# Selected excerpt
---+---
The cynic in me wonders if this latest fight over contraception is simply a Republican gambit to shift attention away from their embarrassing gaffe in holding up a payroll tax extension for millions of working Americans.
Or it might be a deliberate provocation of the Republican party's base of social conservative base to get them riled up enough to vote, when Mitt Romney seems more and more likely to make them want to stay home on election day.
But I can't help but feel that this fight points to some deeper and more unsettling in our culture. There seems to be an almost atavistic fear of women having control over their own fertility as if it might threaten the very structure of society.
During the Enlightenment, French philosophers from Louis de Jaucourt to Rousseau to Condorcet argued for political liberty for men, but they openly worried about extending the same kinds of liberties to women because it might upset the hierarchical structure of the family.
Indeed, Rousseau's ideal woman was one whose education was limited to her role as wife and mother, and he attacked aristocratic women as selfish and decadent for wanting to control their fertility. “Not content to have ceased breast-feeding their infants, they have ceased to want to have them at all,” he wrote in his novel Émile.
In a similar vein, Pierre Bayle wrote: “It is certain that if women had only consulted reason, they would have renounced the quality of mother, discouraged by the inconvenience of pregnancy, the pains of delivery, and the care that must be taken of the little creatures they produce.”
This fear that if women could control their fertility, they would avoid having children may run deep in a culture where “family values” still connotes a husband who works and a wife who stays home with the kids.
Today the number of households fitting this description is rapidly diminishing, and the number of women who still have no children by the time they reach their mid-40s has doubled since the 1980s (Jane Lawler Dye, "Fertility of American Women, 2006," Current Population Reports).
---+---
# Data lines
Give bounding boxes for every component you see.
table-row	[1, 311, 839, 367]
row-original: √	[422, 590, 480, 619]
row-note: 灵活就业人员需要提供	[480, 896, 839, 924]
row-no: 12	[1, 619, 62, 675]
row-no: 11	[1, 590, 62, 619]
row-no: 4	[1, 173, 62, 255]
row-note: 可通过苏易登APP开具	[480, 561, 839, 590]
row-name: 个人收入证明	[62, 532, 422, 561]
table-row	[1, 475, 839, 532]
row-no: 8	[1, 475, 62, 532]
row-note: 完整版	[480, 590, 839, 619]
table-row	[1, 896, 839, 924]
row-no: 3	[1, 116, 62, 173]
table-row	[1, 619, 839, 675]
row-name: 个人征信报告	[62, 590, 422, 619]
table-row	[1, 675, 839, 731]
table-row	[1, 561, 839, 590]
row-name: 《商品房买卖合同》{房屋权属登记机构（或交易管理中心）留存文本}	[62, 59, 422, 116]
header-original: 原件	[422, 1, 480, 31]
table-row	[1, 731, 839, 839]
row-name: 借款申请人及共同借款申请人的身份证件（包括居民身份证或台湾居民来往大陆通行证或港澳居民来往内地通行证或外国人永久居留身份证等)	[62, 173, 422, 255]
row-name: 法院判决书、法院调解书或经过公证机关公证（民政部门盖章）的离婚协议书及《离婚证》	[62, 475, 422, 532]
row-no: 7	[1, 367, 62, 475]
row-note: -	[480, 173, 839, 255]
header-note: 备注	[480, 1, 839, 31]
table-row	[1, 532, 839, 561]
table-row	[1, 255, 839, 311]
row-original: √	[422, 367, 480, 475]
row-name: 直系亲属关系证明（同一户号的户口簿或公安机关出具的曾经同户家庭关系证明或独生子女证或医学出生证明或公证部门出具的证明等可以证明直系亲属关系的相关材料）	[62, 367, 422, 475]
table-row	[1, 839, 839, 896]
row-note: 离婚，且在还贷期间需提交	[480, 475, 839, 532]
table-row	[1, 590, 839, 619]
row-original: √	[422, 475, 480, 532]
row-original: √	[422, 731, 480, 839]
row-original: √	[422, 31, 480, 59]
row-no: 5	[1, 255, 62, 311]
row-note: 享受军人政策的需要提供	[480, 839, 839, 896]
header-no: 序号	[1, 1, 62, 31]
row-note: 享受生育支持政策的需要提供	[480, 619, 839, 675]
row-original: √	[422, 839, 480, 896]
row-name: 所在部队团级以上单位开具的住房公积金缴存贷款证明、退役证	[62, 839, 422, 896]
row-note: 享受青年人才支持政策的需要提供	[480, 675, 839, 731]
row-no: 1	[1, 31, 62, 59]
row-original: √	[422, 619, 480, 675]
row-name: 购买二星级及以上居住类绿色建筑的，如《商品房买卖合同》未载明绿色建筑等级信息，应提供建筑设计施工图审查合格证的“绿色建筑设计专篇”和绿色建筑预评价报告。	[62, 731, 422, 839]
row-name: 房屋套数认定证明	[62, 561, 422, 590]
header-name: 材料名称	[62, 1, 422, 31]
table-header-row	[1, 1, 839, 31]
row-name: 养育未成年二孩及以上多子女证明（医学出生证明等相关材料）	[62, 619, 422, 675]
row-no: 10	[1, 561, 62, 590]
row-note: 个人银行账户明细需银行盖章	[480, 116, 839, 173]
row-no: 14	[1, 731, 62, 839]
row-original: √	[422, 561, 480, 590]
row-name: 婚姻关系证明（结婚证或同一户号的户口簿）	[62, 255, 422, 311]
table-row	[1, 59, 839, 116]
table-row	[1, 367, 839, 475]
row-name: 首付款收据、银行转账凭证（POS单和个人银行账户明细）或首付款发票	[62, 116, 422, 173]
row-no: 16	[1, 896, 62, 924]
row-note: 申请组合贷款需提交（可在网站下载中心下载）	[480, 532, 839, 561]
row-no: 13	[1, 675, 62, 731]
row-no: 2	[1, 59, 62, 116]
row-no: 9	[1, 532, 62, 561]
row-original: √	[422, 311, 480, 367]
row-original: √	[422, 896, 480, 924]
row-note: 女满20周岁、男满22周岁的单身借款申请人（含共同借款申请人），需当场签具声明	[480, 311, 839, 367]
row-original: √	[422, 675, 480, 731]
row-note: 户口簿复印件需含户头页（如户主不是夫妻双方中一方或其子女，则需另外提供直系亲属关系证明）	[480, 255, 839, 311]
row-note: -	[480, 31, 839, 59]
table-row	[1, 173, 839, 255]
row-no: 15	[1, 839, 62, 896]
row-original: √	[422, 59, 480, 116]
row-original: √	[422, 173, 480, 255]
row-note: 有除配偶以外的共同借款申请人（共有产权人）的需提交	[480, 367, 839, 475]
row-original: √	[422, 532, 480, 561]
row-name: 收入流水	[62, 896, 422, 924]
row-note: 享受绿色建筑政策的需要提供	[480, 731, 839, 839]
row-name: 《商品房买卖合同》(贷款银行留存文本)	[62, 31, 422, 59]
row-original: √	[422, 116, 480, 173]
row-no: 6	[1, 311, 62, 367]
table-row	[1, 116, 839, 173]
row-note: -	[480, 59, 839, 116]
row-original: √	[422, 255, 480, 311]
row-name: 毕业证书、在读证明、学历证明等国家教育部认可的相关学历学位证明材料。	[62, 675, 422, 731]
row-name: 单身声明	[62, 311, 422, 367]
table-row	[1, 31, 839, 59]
---+---
# Short exercise
From the piece on the contraception fight, set down the passage word for word, starting at "The cynic in" and stopping after "structure of society.". The records have nothing to do with the text.

# Result of the task
The cynic in me wonders if this latest fight over contraception is simply a Republican gambit to shift attention away from their embarrassing gaffe in holding up a payroll tax extension for millions of working Americans.
Or it might be a deliberate provocation of the Republican party's base of social conservative base to get them riled up enough to vote, when Mitt Romney seems more and more likely to make them want to stay home on election day.
But I can't help but feel that this fight points to some deeper and more unsettling in our culture. There seems to be an almost atavistic fear of women having control over their own fertility as if it might threaten the very structure of society.